#### [Data supplied]
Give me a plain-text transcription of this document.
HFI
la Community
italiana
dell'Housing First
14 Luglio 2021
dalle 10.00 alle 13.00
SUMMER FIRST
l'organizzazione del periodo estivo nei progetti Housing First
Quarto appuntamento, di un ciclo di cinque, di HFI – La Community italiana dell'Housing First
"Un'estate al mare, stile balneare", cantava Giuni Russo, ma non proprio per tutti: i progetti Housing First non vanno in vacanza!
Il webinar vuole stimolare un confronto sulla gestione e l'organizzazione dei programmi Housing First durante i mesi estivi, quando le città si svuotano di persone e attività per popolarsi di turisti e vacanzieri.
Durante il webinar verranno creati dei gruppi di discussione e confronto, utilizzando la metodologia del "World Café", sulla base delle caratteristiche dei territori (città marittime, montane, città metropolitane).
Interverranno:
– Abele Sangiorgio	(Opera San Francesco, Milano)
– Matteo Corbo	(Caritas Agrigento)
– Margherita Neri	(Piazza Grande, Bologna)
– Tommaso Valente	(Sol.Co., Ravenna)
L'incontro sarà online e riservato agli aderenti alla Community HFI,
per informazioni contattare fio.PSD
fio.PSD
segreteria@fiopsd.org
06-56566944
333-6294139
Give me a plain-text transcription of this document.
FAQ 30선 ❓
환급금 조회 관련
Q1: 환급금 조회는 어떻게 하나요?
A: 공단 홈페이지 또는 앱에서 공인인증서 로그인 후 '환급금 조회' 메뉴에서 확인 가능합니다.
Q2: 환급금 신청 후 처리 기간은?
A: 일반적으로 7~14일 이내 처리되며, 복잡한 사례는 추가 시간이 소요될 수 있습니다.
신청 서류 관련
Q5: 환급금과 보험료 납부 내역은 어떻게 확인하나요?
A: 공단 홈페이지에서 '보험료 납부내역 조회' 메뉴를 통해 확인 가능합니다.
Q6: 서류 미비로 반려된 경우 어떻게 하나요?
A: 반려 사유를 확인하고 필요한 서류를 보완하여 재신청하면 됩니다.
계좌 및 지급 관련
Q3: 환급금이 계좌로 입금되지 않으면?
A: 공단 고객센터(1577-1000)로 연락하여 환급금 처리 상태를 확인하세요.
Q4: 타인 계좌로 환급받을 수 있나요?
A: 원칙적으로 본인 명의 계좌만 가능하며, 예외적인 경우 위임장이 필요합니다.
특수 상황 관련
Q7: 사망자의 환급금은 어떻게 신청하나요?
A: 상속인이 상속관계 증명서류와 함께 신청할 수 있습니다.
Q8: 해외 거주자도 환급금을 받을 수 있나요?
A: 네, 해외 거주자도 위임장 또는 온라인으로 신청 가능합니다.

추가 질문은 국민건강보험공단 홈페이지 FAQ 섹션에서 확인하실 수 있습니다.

#### [Task]
Note each line of the entries that has "있습니다" in it, and copy those lines.

#### [Solved exercise]
A: 일반적으로 7~14일 이내 처리되며, 복잡한 사례는 추가 시간이 소요될 수 있습니다.
A: 상속인이 상속관계 증명서류와 함께 신청할 수 있습니다.
추가 질문은 국민건강보험공단 홈페이지 FAQ 섹션에서 확인하실 수 있습니다.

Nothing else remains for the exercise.